▶ [EXERCISE INSTRUCTIONS]: Here are records with pictures in them. Copy all of them exactly and leave the pictures out.

▶ [Data tied to figure images]:
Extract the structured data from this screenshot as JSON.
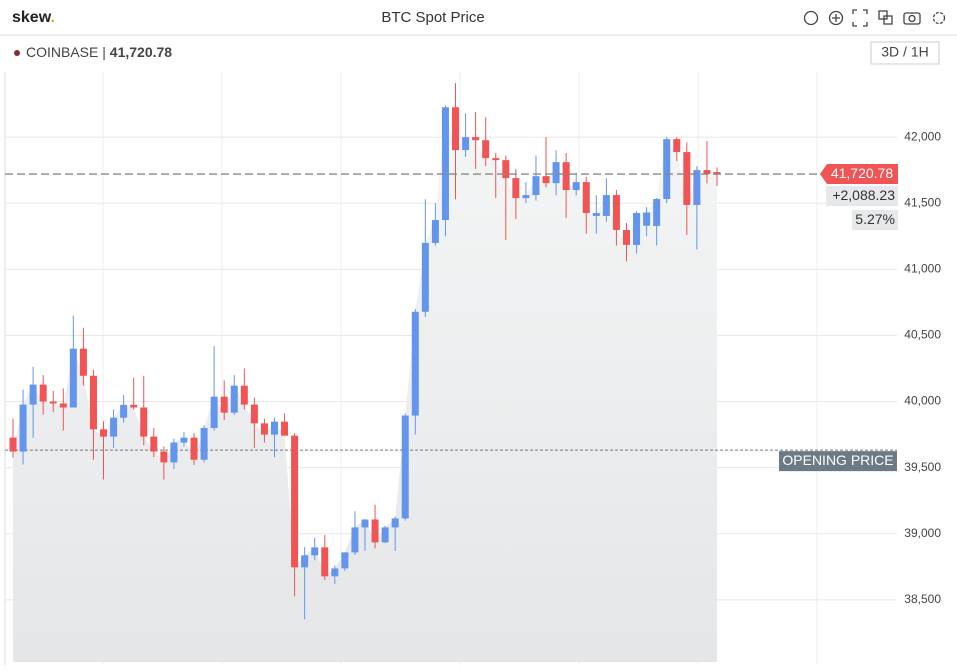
{
  "header": {
    "brand": "skew",
    "brand_dot": ".",
    "title": "BTC Spot Price"
  },
  "chart_data": {
    "type": "candlestick",
    "exchange": "COINBASE",
    "separator": "|",
    "price": {
      "value": 41720.78,
      "label": "41,720.78"
    },
    "interval_button": "3D / 1H",
    "last_price": {
      "value": 41720.78,
      "label": "41,720.78"
    },
    "change": {
      "value": 2088.23,
      "label": "+2,088.23"
    },
    "change_pct": {
      "value": 5.27,
      "label": "5.27%"
    },
    "opening_price": 39632.55,
    "opening_label": "OPENING PRICE",
    "up_color": "#6495ed",
    "down_color": "#f05454",
    "ylim": [
      38030,
      42470
    ],
    "yticks": [
      {
        "value": 38500,
        "label": "38,500"
      },
      {
        "value": 39000,
        "label": "39,000"
      },
      {
        "value": 39500,
        "label": "39,500"
      },
      {
        "value": 40000,
        "label": "40,000"
      },
      {
        "value": 40500,
        "label": "40,500"
      },
      {
        "value": 41000,
        "label": "41,000"
      },
      {
        "value": 41500,
        "label": "41,500"
      },
      {
        "value": 42000,
        "label": "42,000"
      }
    ],
    "grid": true,
    "open": [
      39727,
      39622,
      39977,
      40128,
      40000,
      39985,
      39955,
      40400,
      40195,
      39790,
      39735,
      39878,
      39975,
      39955,
      39735,
      39622,
      39540,
      39690,
      39727,
      39560,
      39800,
      40037,
      39916,
      40120,
      39977,
      39835,
      39750,
      39848,
      39742,
      38746,
      38837,
      38897,
      38678,
      38738,
      38859,
      39048,
      39108,
      38935,
      39048,
      39116,
      39894,
      40679,
      41200,
      41373,
      42226,
      41902,
      42000,
      41977,
      41841,
      41826,
      41690,
      41539,
      41562,
      41705,
      41652,
      41811,
      41600,
      41660,
      41404,
      41404,
      41562,
      41298,
      41185,
      41330,
      41328,
      41532,
      41985,
      41887,
      41487,
      41751,
      41736
    ],
    "high": [
      39871,
      40090,
      40263,
      40200,
      40080,
      40100,
      40650,
      40558,
      40240,
      39850,
      39940,
      40050,
      40180,
      40195,
      39800,
      39660,
      39720,
      39770,
      39760,
      39820,
      40420,
      40160,
      40200,
      40250,
      40030,
      39870,
      39880,
      39910,
      39760,
      38900,
      38970,
      38990,
      38760,
      38860,
      39170,
      39110,
      39220,
      39060,
      39130,
      39910,
      40700,
      41530,
      41500,
      42240,
      42408,
      42180,
      42190,
      42150,
      41880,
      41860,
      41760,
      41660,
      41860,
      42000,
      41900,
      41880,
      41730,
      41700,
      41560,
      41690,
      41600,
      41350,
      41440,
      41470,
      41540,
      42000,
      42000,
      41960,
      41780,
      41970,
      41770
    ],
    "low": [
      39577,
      39524,
      39727,
      39900,
      39920,
      39780,
      39955,
      40120,
      39560,
      39410,
      39650,
      39840,
      39940,
      39670,
      39580,
      39410,
      39490,
      39660,
      39520,
      39540,
      39780,
      39860,
      39900,
      39940,
      39650,
      39690,
      39580,
      39780,
      38527,
      38353,
      38800,
      38650,
      38620,
      38720,
      38840,
      38870,
      38890,
      38930,
      38870,
      39100,
      39750,
      40640,
      41180,
      41250,
      41530,
      41850,
      41760,
      41780,
      41540,
      41222,
      41380,
      41500,
      41520,
      41620,
      41560,
      41390,
      41560,
      41270,
      41270,
      41360,
      41180,
      41060,
      41120,
      41250,
      41180,
      41500,
      41820,
      41260,
      41150,
      41650,
      41630
    ],
    "close": [
      39622,
      39977,
      40128,
      40000,
      39985,
      39955,
      40400,
      40195,
      39790,
      39735,
      39878,
      39975,
      39955,
      39735,
      39622,
      39540,
      39690,
      39727,
      39560,
      39800,
      40037,
      39916,
      40120,
      39977,
      39835,
      39750,
      39848,
      39742,
      38746,
      38837,
      38897,
      38678,
      38738,
      38859,
      39048,
      39108,
      38935,
      39048,
      39116,
      39894,
      40679,
      41200,
      41373,
      42226,
      41902,
      42000,
      41977,
      41841,
      41826,
      41690,
      41539,
      41562,
      41705,
      41652,
      41811,
      41600,
      41660,
      41426,
      41426,
      41562,
      41298,
      41185,
      41426,
      41430,
      41532,
      41985,
      41887,
      41487,
      41751,
      41721,
      41720.78
    ]
  }
}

▶ [RESPONSE]:
Extract the structured data from this screenshot as JSON.
{
  "header": {
    "brand": "skew",
    "brand_dot": ".",
    "title": "BTC Spot Price"
  },
  "chart_data": {
    "type": "candlestick",
    "exchange": "COINBASE",
    "separator": "|",
    "price": {
      "value": 41720.78,
      "label": "41,720.78"
    },
    "interval_button": "3D / 1H",
    "last_price": {
      "value": 41720.78,
      "label": "41,720.78"
    },
    "change": {
      "value": 2088.23,
      "label": "+2,088.23"
    },
    "change_pct": {
      "value": 5.27,
      "label": "5.27%"
    },
    "opening_price": 39632.55,
    "opening_label": "OPENING PRICE",
    "up_color": "#6495ed",
    "down_color": "#f05454",
    "ylim": [
      38030,
      42470
    ],
    "yticks": [
      {
        "value": 38500,
        "label": "38,500"
      },
      {
        "value": 39000,
        "label": "39,000"
      },
      {
        "value": 39500,
        "label": "39,500"
      },
      {
        "value": 40000,
        "label": "40,000"
      },
      {
        "value": 40500,
        "label": "40,500"
      },
      {
        "value": 41000,
        "label": "41,000"
      },
      {
        "value": 41500,
        "label": "41,500"
      },
      {
        "value": 42000,
        "label": "42,000"
      }
    ],
    "grid": true,
    "open": [
      39727,
      39622,
      39977,
      40128,
      40000,
      39985,
      39955,
      40400,
      40195,
      39790,
      39735,
      39878,
      39975,
      39955,
      39735,
      39622,
      39540,
      39690,
      39727,
      39560,
      39800,
      40037,
      39916,
      40120,
      39977,
      39835,
      39750,
      39848,
      39742,
      38746,
      38837,
      38897,
      38678,
      38738,
      38859,
      39048,
      39108,
      38935,
      39048,
      39116,
      39894,
      40679,
      41200,
      41373,
      42226,
      41902,
      42000,
      41977,
      41841,
      41826,
      41690,
      41539,
      41562,
      41705,
      41652,
      41811,
      41600,
      41660,
      41404,
      41404,
      41562,
      41298,
      41185,
      41330,
      41328,
      41532,
      41985,
      41887,
      41487,
      41751,
      41736
    ],
    "high": [
      39871,
      40090,
      40263,
      40200,
      40080,
      40100,
      40650,
      40558,
      40240,
      39850,
      39940,
      40050,
      40180,
      40195,
      39800,
      39660,
      39720,
      39770,
      39760,
      39820,
      40420,
      40160,
      40200,
      40250,
      40030,
      39870,
      39880,
      39910,
      39760,
      38900,
      38970,
      38990,
      38760,
      38860,
      39170,
      39110,
      39220,
      39060,
      39130,
      39910,
      40700,
      41530,
      41500,
      42240,
      42408,
      42180,
      42190,
      42150,
      41880,
      41860,
      41760,
      41660,
      41860,
      42000,
      41900,
      41880,
      41730,
      41700,
      41560,
      41690,
      41600,
      41350,
      41440,
      41470,
      41540,
      42000,
      42000,
      41960,
      41780,
      41970,
      41770
    ],
    "low": [
      39577,
      39524,
      39727,
      39900,
      39920,
      39780,
      39955,
      40120,
      39560,
      39410,
      39650,
      39840,
      39940,
      39670,
      39580,
      39410,
      39490,
      39660,
      39520,
      39540,
      39780,
      39860,
      39900,
      39940,
      39650,
      39690,
      39580,
      39780,
      38527,
      38353,
      38800,
      38650,
      38620,
      38720,
      38840,
      38870,
      38890,
      38930,
      38870,
      39100,
      39750,
      40640,
      41180,
      41250,
      41530,
      41850,
      41760,
      41780,
      41540,
      41222,
      41380,
      41500,
      41520,
      41620,
      41560,
      41390,
      41560,
      41270,
      41270,
      41360,
      41180,
      41060,
      41120,
      41250,
      41180,
      41500,
      41820,
      41260,
      41150,
      41650,
      41630
    ],
    "close": [
      39622,
      39977,
      40128,
      40000,
      39985,
      39955,
      40400,
      40195,
      39790,
      39735,
      39878,
      39975,
      39955,
      39735,
      39622,
      39540,
      39690,
      39727,
      39560,
      39800,
      40037,
      39916,
      40120,
      39977,
      39835,
      39750,
      39848,
      39742,
      38746,
      38837,
      38897,
      38678,
      38738,
      38859,
      39048,
      39108,
      38935,
      39048,
      39116,
      39894,
      40679,
      41200,
      41373,
      42226,
      41902,
      42000,
      41977,
      41841,
      41826,
      41690,
      41539,
      41562,
      41705,
      41652,
      41811,
      41600,
      41660,
      41426,
      41426,
      41562,
      41298,
      41185,
      41426,
      41430,
      41532,
      41985,
      41887,
      41487,
      41751,
      41721,
      41720.78
    ]
  }
}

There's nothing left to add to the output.